* Start Available records *

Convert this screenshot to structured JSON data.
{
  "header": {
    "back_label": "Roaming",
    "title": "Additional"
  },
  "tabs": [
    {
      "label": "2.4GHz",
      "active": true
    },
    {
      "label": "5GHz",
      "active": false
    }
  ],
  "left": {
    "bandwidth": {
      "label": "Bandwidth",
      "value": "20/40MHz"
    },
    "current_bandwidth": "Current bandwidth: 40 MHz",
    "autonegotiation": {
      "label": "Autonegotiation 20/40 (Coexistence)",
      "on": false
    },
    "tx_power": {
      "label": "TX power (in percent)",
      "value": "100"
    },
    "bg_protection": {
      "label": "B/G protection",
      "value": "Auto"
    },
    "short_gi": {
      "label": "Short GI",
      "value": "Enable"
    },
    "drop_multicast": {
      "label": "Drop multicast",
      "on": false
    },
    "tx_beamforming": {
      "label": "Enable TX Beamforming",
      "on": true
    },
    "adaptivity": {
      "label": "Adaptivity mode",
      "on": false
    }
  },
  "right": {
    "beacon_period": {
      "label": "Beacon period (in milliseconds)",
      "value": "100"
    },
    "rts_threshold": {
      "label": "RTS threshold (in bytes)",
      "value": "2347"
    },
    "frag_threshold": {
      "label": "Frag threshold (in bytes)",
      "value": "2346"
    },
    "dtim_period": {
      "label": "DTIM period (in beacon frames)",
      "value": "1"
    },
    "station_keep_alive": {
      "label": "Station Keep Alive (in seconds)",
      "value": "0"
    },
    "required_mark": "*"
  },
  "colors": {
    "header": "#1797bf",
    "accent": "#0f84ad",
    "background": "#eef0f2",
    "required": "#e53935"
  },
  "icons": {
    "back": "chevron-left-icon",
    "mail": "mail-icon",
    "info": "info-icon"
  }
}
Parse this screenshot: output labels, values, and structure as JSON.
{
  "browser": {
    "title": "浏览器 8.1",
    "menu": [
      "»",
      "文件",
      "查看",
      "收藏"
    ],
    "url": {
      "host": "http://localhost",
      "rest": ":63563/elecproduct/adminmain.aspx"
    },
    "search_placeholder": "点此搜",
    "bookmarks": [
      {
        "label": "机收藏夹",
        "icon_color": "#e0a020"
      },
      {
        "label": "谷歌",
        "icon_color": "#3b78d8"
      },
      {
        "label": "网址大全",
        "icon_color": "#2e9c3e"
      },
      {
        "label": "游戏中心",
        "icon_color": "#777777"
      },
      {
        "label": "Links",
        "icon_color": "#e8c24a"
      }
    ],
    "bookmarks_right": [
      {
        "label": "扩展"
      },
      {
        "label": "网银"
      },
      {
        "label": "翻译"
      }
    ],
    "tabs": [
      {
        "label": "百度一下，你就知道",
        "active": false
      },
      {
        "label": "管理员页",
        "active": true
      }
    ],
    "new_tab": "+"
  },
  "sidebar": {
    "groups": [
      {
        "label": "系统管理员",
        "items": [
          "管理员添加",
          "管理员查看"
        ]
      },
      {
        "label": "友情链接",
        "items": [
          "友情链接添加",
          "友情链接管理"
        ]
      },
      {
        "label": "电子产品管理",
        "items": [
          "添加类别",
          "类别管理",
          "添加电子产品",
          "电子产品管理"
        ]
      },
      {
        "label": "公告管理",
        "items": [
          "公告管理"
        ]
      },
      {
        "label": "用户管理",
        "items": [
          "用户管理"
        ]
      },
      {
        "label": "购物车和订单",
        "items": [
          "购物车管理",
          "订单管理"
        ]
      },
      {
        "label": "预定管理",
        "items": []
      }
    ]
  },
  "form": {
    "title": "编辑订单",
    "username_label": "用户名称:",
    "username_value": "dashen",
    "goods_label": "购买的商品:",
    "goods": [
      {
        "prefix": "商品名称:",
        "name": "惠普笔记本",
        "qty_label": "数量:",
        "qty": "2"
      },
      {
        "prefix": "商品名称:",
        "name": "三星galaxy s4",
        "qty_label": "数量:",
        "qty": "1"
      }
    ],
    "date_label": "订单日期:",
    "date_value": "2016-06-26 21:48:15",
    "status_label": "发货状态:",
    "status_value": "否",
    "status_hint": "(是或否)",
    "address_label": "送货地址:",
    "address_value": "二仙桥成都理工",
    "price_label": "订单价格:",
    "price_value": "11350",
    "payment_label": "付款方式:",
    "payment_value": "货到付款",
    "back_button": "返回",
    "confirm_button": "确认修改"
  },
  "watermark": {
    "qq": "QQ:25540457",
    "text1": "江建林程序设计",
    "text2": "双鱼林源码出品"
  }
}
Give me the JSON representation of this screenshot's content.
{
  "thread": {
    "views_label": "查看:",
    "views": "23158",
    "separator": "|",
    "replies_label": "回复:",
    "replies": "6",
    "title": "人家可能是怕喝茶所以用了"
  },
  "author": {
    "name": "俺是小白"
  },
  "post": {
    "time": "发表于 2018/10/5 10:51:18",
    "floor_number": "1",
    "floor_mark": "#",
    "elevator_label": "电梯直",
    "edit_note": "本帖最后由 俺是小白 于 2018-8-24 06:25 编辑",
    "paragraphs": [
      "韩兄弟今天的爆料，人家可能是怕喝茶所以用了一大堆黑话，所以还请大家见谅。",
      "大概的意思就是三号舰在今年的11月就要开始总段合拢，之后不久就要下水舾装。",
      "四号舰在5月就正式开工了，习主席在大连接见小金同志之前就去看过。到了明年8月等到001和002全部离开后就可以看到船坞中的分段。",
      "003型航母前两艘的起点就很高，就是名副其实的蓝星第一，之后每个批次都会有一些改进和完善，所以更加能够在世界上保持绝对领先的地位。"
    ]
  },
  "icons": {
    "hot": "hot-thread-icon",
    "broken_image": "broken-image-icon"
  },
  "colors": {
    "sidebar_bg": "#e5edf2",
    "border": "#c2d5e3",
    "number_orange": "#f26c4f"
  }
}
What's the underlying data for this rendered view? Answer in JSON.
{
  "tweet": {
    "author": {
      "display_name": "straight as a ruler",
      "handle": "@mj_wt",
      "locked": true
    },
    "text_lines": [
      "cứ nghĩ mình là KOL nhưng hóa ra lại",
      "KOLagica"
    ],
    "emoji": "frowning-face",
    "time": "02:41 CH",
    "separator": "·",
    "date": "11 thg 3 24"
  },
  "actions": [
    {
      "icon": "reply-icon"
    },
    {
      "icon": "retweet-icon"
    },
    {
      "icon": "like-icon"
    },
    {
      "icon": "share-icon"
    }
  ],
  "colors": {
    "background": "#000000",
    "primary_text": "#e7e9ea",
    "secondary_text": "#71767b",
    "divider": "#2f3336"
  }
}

* End Available records *

• _Aim_
All of the records must be retyped exactly as they are.

• _Complete output_
Convert this screenshot to structured JSON data.
{
  "header": {
    "back_label": "Roaming",
    "title": "Additional"
  },
  "tabs": [
    {
      "label": "2.4GHz",
      "active": true
    },
    {
      "label": "5GHz",
      "active": false
    }
  ],
  "left": {
    "bandwidth": {
      "label": "Bandwidth",
      "value": "20/40MHz"
    },
    "current_bandwidth": "Current bandwidth: 40 MHz",
    "autonegotiation": {
      "label": "Autonegotiation 20/40 (Coexistence)",
      "on": false
    },
    "tx_power": {
      "label": "TX power (in percent)",
      "value": "100"
    },
    "bg_protection": {
      "label": "B/G protection",
      "value": "Auto"
    },
    "short_gi": {
      "label": "Short GI",
      "value": "Enable"
    },
    "drop_multicast": {
      "label": "Drop multicast",
      "on": false
    },
    "tx_beamforming": {
      "label": "Enable TX Beamforming",
      "on": true
    },
    "adaptivity": {
      "label": "Adaptivity mode",
      "on": false
    }
  },
  "right": {
    "beacon_period": {
      "label": "Beacon period (in milliseconds)",
      "value": "100"
    },
    "rts_threshold": {
      "label": "RTS threshold (in bytes)",
      "value": "2347"
    },
    "frag_threshold": {
      "label": "Frag threshold (in bytes)",
      "value": "2346"
    },
    "dtim_period": {
      "label": "DTIM period (in beacon frames)",
      "value": "1"
    },
    "station_keep_alive": {
      "label": "Station Keep Alive (in seconds)",
      "value": "0"
    },
    "required_mark": "*"
  },
  "colors": {
    "header": "#1797bf",
    "accent": "#0f84ad",
    "background": "#eef0f2",
    "required": "#e53935"
  },
  "icons": {
    "back": "chevron-left-icon",
    "mail": "mail-icon",
    "info": "info-icon"
  }
}
Parse this screenshot: output labels, values, and structure as JSON.
{
  "browser": {
    "title": "浏览器 8.1",
    "menu": [
      "»",
      "文件",
      "查看",
      "收藏"
    ],
    "url": {
      "host": "http://localhost",
      "rest": ":63563/elecproduct/adminmain.aspx"
    },
    "search_placeholder": "点此搜",
    "bookmarks": [
      {
        "label": "机收藏夹",
        "icon_color": "#e0a020"
      },
      {
        "label": "谷歌",
        "icon_color": "#3b78d8"
      },
      {
        "label": "网址大全",
        "icon_color": "#2e9c3e"
      },
      {
        "label": "游戏中心",
        "icon_color": "#777777"
      },
      {
        "label": "Links",
        "icon_color": "#e8c24a"
      }
    ],
    "bookmarks_right": [
      {
        "label": "扩展"
      },
      {
        "label": "网银"
      },
      {
        "label": "翻译"
      }
    ],
    "tabs": [
      {
        "label": "百度一下，你就知道",
        "active": false
      },
      {
        "label": "管理员页",
        "active": true
      }
    ],
    "new_tab": "+"
  },
  "sidebar": {
    "groups": [
      {
        "label": "系统管理员",
        "items": [
          "管理员添加",
          "管理员查看"
        ]
      },
      {
        "label": "友情链接",
        "items": [
          "友情链接添加",
          "友情链接管理"
        ]
      },
      {
        "label": "电子产品管理",
        "items": [
          "添加类别",
          "类别管理",
          "添加电子产品",
          "电子产品管理"
        ]
      },
      {
        "label": "公告管理",
        "items": [
          "公告管理"
        ]
      },
      {
        "label": "用户管理",
        "items": [
          "用户管理"
        ]
      },
      {
        "label": "购物车和订单",
        "items": [
          "购物车管理",
          "订单管理"
        ]
      },
      {
        "label": "预定管理",
        "items": []
      }
    ]
  },
  "form": {
    "title": "编辑订单",
    "username_label": "用户名称:",
    "username_value": "dashen",
    "goods_label": "购买的商品:",
    "goods": [
      {
        "prefix": "商品名称:",
        "name": "惠普笔记本",
        "qty_label": "数量:",
        "qty": "2"
      },
      {
        "prefix": "商品名称:",
        "name": "三星galaxy s4",
        "qty_label": "数量:",
        "qty": "1"
      }
    ],
    "date_label": "订单日期:",
    "date_value": "2016-06-26 21:48:15",
    "status_label": "发货状态:",
    "status_value": "否",
    "status_hint": "(是或否)",
    "address_label": "送货地址:",
    "address_value": "二仙桥成都理工",
    "price_label": "订单价格:",
    "price_value": "11350",
    "payment_label": "付款方式:",
    "payment_value": "货到付款",
    "back_button": "返回",
    "confirm_button": "确认修改"
  },
  "watermark": {
    "qq": "QQ:25540457",
    "text1": "江建林程序设计",
    "text2": "双鱼林源码出品"
  }
}
Give me the JSON representation of this screenshot's content.
{
  "thread": {
    "views_label": "查看:",
    "views": "23158",
    "separator": "|",
    "replies_label": "回复:",
    "replies": "6",
    "title": "人家可能是怕喝茶所以用了"
  },
  "author": {
    "name": "俺是小白"
  },
  "post": {
    "time": "发表于 2018/10/5 10:51:18",
    "floor_number": "1",
    "floor_mark": "#",
    "elevator_label": "电梯直",
    "edit_note": "本帖最后由 俺是小白 于 2018-8-24 06:25 编辑",
    "paragraphs": [
      "韩兄弟今天的爆料，人家可能是怕喝茶所以用了一大堆黑话，所以还请大家见谅。",
      "大概的意思就是三号舰在今年的11月就要开始总段合拢，之后不久就要下水舾装。",
      "四号舰在5月就正式开工了，习主席在大连接见小金同志之前就去看过。到了明年8月等到001和002全部离开后就可以看到船坞中的分段。",
      "003型航母前两艘的起点就很高，就是名副其实的蓝星第一，之后每个批次都会有一些改进和完善，所以更加能够在世界上保持绝对领先的地位。"
    ]
  },
  "icons": {
    "hot": "hot-thread-icon",
    "broken_image": "broken-image-icon"
  },
  "colors": {
    "sidebar_bg": "#e5edf2",
    "border": "#c2d5e3",
    "number_orange": "#f26c4f"
  }
}
What's the underlying data for this rendered view? Answer in JSON.
{
  "tweet": {
    "author": {
      "display_name": "straight as a ruler",
      "handle": "@mj_wt",
      "locked": true
    },
    "text_lines": [
      "cứ nghĩ mình là KOL nhưng hóa ra lại",
      "KOLagica"
    ],
    "emoji": "frowning-face",
    "time": "02:41 CH",
    "separator": "·",
    "date": "11 thg 3 24"
  },
  "actions": [
    {
      "icon": "reply-icon"
    },
    {
      "icon": "retweet-icon"
    },
    {
      "icon": "like-icon"
    },
    {
      "icon": "share-icon"
    }
  ],
  "colors": {
    "background": "#000000",
    "primary_text": "#e7e9ea",
    "secondary_text": "#71767b",
    "divider": "#2f3336"
  }
}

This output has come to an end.